Instructions to follow – Read the records and write them out again exactly.

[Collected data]
• • •

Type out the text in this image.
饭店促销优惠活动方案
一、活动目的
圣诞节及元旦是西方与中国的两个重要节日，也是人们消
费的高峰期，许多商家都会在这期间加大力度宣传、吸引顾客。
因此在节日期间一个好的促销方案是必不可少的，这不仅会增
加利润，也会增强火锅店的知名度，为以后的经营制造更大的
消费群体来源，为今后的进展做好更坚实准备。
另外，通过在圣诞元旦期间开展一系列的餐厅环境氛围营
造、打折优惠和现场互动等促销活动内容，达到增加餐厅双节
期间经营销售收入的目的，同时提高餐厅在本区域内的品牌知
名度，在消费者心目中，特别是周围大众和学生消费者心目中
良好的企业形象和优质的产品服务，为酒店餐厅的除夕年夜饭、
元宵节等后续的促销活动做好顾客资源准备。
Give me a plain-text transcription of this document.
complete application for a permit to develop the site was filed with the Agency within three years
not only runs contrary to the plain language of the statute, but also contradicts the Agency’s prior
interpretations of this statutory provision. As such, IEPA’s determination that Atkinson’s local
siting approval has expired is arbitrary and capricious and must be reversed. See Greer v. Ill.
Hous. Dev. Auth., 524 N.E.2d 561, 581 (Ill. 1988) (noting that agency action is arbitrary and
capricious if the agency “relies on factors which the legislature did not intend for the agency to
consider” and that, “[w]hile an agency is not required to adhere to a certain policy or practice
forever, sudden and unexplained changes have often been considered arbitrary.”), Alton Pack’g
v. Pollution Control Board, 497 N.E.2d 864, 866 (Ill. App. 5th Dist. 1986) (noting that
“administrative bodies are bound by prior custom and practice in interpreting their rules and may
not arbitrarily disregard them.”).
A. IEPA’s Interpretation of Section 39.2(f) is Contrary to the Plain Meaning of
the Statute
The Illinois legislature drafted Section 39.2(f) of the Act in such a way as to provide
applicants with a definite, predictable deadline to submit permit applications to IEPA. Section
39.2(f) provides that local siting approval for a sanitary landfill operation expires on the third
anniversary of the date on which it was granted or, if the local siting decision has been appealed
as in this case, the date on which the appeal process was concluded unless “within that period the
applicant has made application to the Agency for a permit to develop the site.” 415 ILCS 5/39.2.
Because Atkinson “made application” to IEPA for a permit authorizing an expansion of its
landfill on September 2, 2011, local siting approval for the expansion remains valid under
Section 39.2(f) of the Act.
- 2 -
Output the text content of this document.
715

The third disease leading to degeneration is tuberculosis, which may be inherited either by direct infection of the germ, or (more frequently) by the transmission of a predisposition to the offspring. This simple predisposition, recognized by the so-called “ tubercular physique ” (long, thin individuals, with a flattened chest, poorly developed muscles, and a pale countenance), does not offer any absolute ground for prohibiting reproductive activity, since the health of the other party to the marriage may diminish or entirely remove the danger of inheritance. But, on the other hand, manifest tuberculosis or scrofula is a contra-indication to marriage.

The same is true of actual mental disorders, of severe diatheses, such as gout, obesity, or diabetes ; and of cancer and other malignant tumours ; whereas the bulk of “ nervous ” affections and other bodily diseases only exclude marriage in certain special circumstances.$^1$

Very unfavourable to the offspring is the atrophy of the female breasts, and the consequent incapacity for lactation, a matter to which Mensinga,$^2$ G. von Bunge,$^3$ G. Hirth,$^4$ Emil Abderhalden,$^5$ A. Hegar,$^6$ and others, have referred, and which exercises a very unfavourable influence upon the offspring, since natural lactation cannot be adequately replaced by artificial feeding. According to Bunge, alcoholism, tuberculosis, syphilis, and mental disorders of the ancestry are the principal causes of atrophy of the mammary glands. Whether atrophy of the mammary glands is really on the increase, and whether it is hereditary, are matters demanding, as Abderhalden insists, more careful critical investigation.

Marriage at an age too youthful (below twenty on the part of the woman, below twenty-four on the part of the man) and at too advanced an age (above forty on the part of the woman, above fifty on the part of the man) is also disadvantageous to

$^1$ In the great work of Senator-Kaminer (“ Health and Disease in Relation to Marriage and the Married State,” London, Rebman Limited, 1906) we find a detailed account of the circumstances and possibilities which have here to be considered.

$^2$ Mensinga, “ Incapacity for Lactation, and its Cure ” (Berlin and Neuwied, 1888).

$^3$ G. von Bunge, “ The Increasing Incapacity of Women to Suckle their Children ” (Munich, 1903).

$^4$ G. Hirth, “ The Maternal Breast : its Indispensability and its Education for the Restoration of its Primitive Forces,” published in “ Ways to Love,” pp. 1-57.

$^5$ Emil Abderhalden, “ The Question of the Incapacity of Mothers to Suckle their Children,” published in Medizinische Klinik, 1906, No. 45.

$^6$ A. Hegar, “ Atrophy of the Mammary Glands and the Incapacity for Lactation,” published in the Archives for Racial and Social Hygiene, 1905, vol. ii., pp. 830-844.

• • •

Task result –
Type out the text in this image.
饭店促销优惠活动方案
一、活动目的
圣诞节及元旦是西方与中国的两个重要节日，也是人们消
费的高峰期，许多商家都会在这期间加大力度宣传、吸引顾客。
因此在节日期间一个好的促销方案是必不可少的，这不仅会增
加利润，也会增强火锅店的知名度，为以后的经营制造更大的
消费群体来源，为今后的进展做好更坚实准备。
另外，通过在圣诞元旦期间开展一系列的餐厅环境氛围营
造、打折优惠和现场互动等促销活动内容，达到增加餐厅双节
期间经营销售收入的目的，同时提高餐厅在本区域内的品牌知
名度，在消费者心目中，特别是周围大众和学生消费者心目中
良好的企业形象和优质的产品服务，为酒店餐厅的除夕年夜饭、
元宵节等后续的促销活动做好顾客资源准备。
Give me a plain-text transcription of this document.
complete application for a permit to develop the site was filed with the Agency within three years
not only runs contrary to the plain language of the statute, but also contradicts the Agency’s prior
interpretations of this statutory provision. As such, IEPA’s determination that Atkinson’s local
siting approval has expired is arbitrary and capricious and must be reversed. See Greer v. Ill.
Hous. Dev. Auth., 524 N.E.2d 561, 581 (Ill. 1988) (noting that agency action is arbitrary and
capricious if the agency “relies on factors which the legislature did not intend for the agency to
consider” and that, “[w]hile an agency is not required to adhere to a certain policy or practice
forever, sudden and unexplained changes have often been considered arbitrary.”), Alton Pack’g
v. Pollution Control Board, 497 N.E.2d 864, 866 (Ill. App. 5th Dist. 1986) (noting that
“administrative bodies are bound by prior custom and practice in interpreting their rules and may
not arbitrarily disregard them.”).
A. IEPA’s Interpretation of Section 39.2(f) is Contrary to the Plain Meaning of
the Statute
The Illinois legislature drafted Section 39.2(f) of the Act in such a way as to provide
applicants with a definite, predictable deadline to submit permit applications to IEPA. Section
39.2(f) provides that local siting approval for a sanitary landfill operation expires on the third
anniversary of the date on which it was granted or, if the local siting decision has been appealed
as in this case, the date on which the appeal process was concluded unless “within that period the
applicant has made application to the Agency for a permit to develop the site.” 415 ILCS 5/39.2.
Because Atkinson “made application” to IEPA for a permit authorizing an expansion of its
landfill on September 2, 2011, local siting approval for the expansion remains valid under
Section 39.2(f) of the Act.
- 2 -
Output the text content of this document.
715

The third disease leading to degeneration is tuberculosis, which may be inherited either by direct infection of the germ, or (more frequently) by the transmission of a predisposition to the offspring. This simple predisposition, recognized by the so-called “ tubercular physique ” (long, thin individuals, with a flattened chest, poorly developed muscles, and a pale countenance), does not offer any absolute ground for prohibiting reproductive activity, since the health of the other party to the marriage may diminish or entirely remove the danger of inheritance. But, on the other hand, manifest tuberculosis or scrofula is a contra-indication to marriage.

The same is true of actual mental disorders, of severe diatheses, such as gout, obesity, or diabetes ; and of cancer and other malignant tumours ; whereas the bulk of “ nervous ” affections and other bodily diseases only exclude marriage in certain special circumstances.$^1$

Very unfavourable to the offspring is the atrophy of the female breasts, and the consequent incapacity for lactation, a matter to which Mensinga,$^2$ G. von Bunge,$^3$ G. Hirth,$^4$ Emil Abderhalden,$^5$ A. Hegar,$^6$ and others, have referred, and which exercises a very unfavourable influence upon the offspring, since natural lactation cannot be adequately replaced by artificial feeding. According to Bunge, alcoholism, tuberculosis, syphilis, and mental disorders of the ancestry are the principal causes of atrophy of the mammary glands. Whether atrophy of the mammary glands is really on the increase, and whether it is hereditary, are matters demanding, as Abderhalden insists, more careful critical investigation.

Marriage at an age too youthful (below twenty on the part of the woman, below twenty-four on the part of the man) and at too advanced an age (above forty on the part of the woman, above fifty on the part of the man) is also disadvantageous to

$^1$ In the great work of Senator-Kaminer (“ Health and Disease in Relation to Marriage and the Married State,” London, Rebman Limited, 1906) we find a detailed account of the circumstances and possibilities which have here to be considered.

$^2$ Mensinga, “ Incapacity for Lactation, and its Cure ” (Berlin and Neuwied, 1888).

$^3$ G. von Bunge, “ The Increasing Incapacity of Women to Suckle their Children ” (Munich, 1903).

$^4$ G. Hirth, “ The Maternal Breast : its Indispensability and its Education for the Restoration of its Primitive Forces,” published in “ Ways to Love,” pp. 1-57.

$^5$ Emil Abderhalden, “ The Question of the Incapacity of Mothers to Suckle their Children,” published in Medizinische Klinik, 1906, No. 45.

$^6$ A. Hegar, “ Atrophy of the Mammary Glands and the Incapacity for Lactation,” published in the Archives for Racial and Social Hygiene, 1905, vol. ii., pp. 830-844.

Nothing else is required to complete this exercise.